## [AVAILABLE DATA]
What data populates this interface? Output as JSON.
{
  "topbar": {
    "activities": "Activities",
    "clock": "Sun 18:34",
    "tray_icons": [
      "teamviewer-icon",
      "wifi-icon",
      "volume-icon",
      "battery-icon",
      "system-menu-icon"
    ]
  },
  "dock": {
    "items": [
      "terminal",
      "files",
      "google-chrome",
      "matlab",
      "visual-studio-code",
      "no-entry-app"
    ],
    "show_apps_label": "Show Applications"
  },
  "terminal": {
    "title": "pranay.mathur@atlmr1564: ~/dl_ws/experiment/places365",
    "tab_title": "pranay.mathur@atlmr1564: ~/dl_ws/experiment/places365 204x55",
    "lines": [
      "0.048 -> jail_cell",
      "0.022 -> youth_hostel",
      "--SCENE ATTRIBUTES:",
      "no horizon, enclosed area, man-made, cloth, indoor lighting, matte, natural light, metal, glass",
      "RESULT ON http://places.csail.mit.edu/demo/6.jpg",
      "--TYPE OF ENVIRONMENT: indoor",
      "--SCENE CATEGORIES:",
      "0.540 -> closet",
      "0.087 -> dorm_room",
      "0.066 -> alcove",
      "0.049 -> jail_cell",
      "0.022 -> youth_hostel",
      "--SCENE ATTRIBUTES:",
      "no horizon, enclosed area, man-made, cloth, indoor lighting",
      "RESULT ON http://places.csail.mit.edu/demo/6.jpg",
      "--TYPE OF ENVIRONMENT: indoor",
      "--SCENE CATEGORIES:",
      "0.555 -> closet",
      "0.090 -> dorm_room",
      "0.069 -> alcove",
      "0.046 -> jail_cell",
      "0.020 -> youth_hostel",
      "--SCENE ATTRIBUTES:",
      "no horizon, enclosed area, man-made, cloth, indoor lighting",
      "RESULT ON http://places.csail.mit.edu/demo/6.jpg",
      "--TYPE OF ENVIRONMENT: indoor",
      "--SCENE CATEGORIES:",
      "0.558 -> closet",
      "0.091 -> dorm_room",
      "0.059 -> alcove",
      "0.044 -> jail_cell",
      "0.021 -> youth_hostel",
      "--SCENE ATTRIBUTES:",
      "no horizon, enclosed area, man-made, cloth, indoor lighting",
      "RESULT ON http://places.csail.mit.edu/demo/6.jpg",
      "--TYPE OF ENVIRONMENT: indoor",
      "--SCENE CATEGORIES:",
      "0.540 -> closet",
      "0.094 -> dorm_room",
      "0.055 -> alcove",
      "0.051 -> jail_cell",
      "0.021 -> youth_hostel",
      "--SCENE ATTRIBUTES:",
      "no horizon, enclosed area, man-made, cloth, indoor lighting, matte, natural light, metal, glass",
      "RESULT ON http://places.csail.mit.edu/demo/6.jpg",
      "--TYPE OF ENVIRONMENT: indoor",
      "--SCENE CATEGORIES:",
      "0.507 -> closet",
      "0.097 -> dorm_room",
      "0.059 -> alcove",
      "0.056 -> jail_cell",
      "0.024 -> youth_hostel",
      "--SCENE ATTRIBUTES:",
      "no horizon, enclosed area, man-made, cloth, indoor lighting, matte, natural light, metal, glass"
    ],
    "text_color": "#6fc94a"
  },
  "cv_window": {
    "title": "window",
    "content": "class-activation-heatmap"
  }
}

## [PROBLEM REQUIREMENTS]
Extract every record. Keep wording exact.

## [TASK ANSWER]
What data populates this interface? Output as JSON.
{
  "topbar": {
    "activities": "Activities",
    "clock": "Sun 18:34",
    "tray_icons": [
      "teamviewer-icon",
      "wifi-icon",
      "volume-icon",
      "battery-icon",
      "system-menu-icon"
    ]
  },
  "dock": {
    "items": [
      "terminal",
      "files",
      "google-chrome",
      "matlab",
      "visual-studio-code",
      "no-entry-app"
    ],
    "show_apps_label": "Show Applications"
  },
  "terminal": {
    "title": "pranay.mathur@atlmr1564: ~/dl_ws/experiment/places365",
    "tab_title": "pranay.mathur@atlmr1564: ~/dl_ws/experiment/places365 204x55",
    "lines": [
      "0.048 -> jail_cell",
      "0.022 -> youth_hostel",
      "--SCENE ATTRIBUTES:",
      "no horizon, enclosed area, man-made, cloth, indoor lighting, matte, natural light, metal, glass",
      "RESULT ON http://places.csail.mit.edu/demo/6.jpg",
      "--TYPE OF ENVIRONMENT: indoor",
      "--SCENE CATEGORIES:",
      "0.540 -> closet",
      "0.087 -> dorm_room",
      "0.066 -> alcove",
      "0.049 -> jail_cell",
      "0.022 -> youth_hostel",
      "--SCENE ATTRIBUTES:",
      "no horizon, enclosed area, man-made, cloth, indoor lighting",
      "RESULT ON http://places.csail.mit.edu/demo/6.jpg",
      "--TYPE OF ENVIRONMENT: indoor",
      "--SCENE CATEGORIES:",
      "0.555 -> closet",
      "0.090 -> dorm_room",
      "0.069 -> alcove",
      "0.046 -> jail_cell",
      "0.020 -> youth_hostel",
      "--SCENE ATTRIBUTES:",
      "no horizon, enclosed area, man-made, cloth, indoor lighting",
      "RESULT ON http://places.csail.mit.edu/demo/6.jpg",
      "--TYPE OF ENVIRONMENT: indoor",
      "--SCENE CATEGORIES:",
      "0.558 -> closet",
      "0.091 -> dorm_room",
      "0.059 -> alcove",
      "0.044 -> jail_cell",
      "0.021 -> youth_hostel",
      "--SCENE ATTRIBUTES:",
      "no horizon, enclosed area, man-made, cloth, indoor lighting",
      "RESULT ON http://places.csail.mit.edu/demo/6.jpg",
      "--TYPE OF ENVIRONMENT: indoor",
      "--SCENE CATEGORIES:",
      "0.540 -> closet",
      "0.094 -> dorm_room",
      "0.055 -> alcove",
      "0.051 -> jail_cell",
      "0.021 -> youth_hostel",
      "--SCENE ATTRIBUTES:",
      "no horizon, enclosed area, man-made, cloth, indoor lighting, matte, natural light, metal, glass",
      "RESULT ON http://places.csail.mit.edu/demo/6.jpg",
      "--TYPE OF ENVIRONMENT: indoor",
      "--SCENE CATEGORIES:",
      "0.507 -> closet",
      "0.097 -> dorm_room",
      "0.059 -> alcove",
      "0.056 -> jail_cell",
      "0.024 -> youth_hostel",
      "--SCENE ATTRIBUTES:",
      "no horizon, enclosed area, man-made, cloth, indoor lighting, matte, natural light, metal, glass"
    ],
    "text_color": "#6fc94a"
  },
  "cv_window": {
    "title": "window",
    "content": "class-activation-heatmap"
  }
}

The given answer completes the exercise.